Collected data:

####################

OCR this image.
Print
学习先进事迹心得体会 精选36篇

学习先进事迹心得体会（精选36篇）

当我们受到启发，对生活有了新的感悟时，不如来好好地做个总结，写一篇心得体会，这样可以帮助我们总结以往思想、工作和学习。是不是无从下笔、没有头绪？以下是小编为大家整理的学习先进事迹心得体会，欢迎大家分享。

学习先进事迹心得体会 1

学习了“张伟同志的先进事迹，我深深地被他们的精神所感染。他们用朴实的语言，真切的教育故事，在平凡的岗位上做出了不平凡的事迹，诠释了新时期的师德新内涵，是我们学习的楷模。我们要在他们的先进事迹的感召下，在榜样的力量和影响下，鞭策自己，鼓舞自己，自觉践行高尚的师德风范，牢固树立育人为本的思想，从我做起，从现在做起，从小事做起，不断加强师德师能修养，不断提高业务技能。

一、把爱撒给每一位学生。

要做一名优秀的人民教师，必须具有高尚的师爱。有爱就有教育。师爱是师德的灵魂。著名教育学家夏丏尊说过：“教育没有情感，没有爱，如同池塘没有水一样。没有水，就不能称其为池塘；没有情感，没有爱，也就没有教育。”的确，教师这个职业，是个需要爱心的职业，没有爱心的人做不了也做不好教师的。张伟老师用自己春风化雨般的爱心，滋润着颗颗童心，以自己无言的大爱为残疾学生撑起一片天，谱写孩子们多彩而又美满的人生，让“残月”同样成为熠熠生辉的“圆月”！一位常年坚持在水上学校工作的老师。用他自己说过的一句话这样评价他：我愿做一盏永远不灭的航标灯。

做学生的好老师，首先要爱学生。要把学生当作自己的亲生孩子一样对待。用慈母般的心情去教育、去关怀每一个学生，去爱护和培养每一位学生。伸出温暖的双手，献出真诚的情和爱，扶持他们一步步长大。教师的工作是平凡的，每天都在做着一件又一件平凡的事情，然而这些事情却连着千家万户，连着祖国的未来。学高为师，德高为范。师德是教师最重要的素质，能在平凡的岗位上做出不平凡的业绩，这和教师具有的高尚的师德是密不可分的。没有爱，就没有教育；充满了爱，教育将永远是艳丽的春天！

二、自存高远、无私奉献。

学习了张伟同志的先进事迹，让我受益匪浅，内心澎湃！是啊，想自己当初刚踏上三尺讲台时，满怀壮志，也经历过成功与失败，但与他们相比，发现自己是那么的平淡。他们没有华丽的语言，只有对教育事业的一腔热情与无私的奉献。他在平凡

####################

**INSTRUCTIONS TO FOLLOW**
Recopy all the lines exactly as they appear.

**RESULT OF THIS EXERCISE**
OCR this image.
Print
学习先进事迹心得体会 精选36篇

学习先进事迹心得体会（精选36篇）

当我们受到启发，对生活有了新的感悟时，不如来好好地做个总结，写一篇心得体会，这样可以帮助我们总结以往思想、工作和学习。是不是无从下笔、没有头绪？以下是小编为大家整理的学习先进事迹心得体会，欢迎大家分享。

学习先进事迹心得体会 1

学习了“张伟同志的先进事迹，我深深地被他们的精神所感染。他们用朴实的语言，真切的教育故事，在平凡的岗位上做出了不平凡的事迹，诠释了新时期的师德新内涵，是我们学习的楷模。我们要在他们的先进事迹的感召下，在榜样的力量和影响下，鞭策自己，鼓舞自己，自觉践行高尚的师德风范，牢固树立育人为本的思想，从我做起，从现在做起，从小事做起，不断加强师德师能修养，不断提高业务技能。

一、把爱撒给每一位学生。

要做一名优秀的人民教师，必须具有高尚的师爱。有爱就有教育。师爱是师德的灵魂。著名教育学家夏丏尊说过：“教育没有情感，没有爱，如同池塘没有水一样。没有水，就不能称其为池塘；没有情感，没有爱，也就没有教育。”的确，教师这个职业，是个需要爱心的职业，没有爱心的人做不了也做不好教师的。张伟老师用自己春风化雨般的爱心，滋润着颗颗童心，以自己无言的大爱为残疾学生撑起一片天，谱写孩子们多彩而又美满的人生，让“残月”同样成为熠熠生辉的“圆月”！一位常年坚持在水上学校工作的老师。用他自己说过的一句话这样评价他：我愿做一盏永远不灭的航标灯。

做学生的好老师，首先要爱学生。要把学生当作自己的亲生孩子一样对待。用慈母般的心情去教育、去关怀每一个学生，去爱护和培养每一位学生。伸出温暖的双手，献出真诚的情和爱，扶持他们一步步长大。教师的工作是平凡的，每天都在做着一件又一件平凡的事情，然而这些事情却连着千家万户，连着祖国的未来。学高为师，德高为范。师德是教师最重要的素质，能在平凡的岗位上做出不平凡的业绩，这和教师具有的高尚的师德是密不可分的。没有爱，就没有教育；充满了爱，教育将永远是艳丽的春天！

二、自存高远、无私奉献。

学习了张伟同志的先进事迹，让我受益匪浅，内心澎湃！是啊，想自己当初刚踏上三尺讲台时，满怀壮志，也经历过成功与失败，但与他们相比，发现自己是那么的平淡。他们没有华丽的语言，只有对教育事业的一腔热情与无私的奉献。他在平凡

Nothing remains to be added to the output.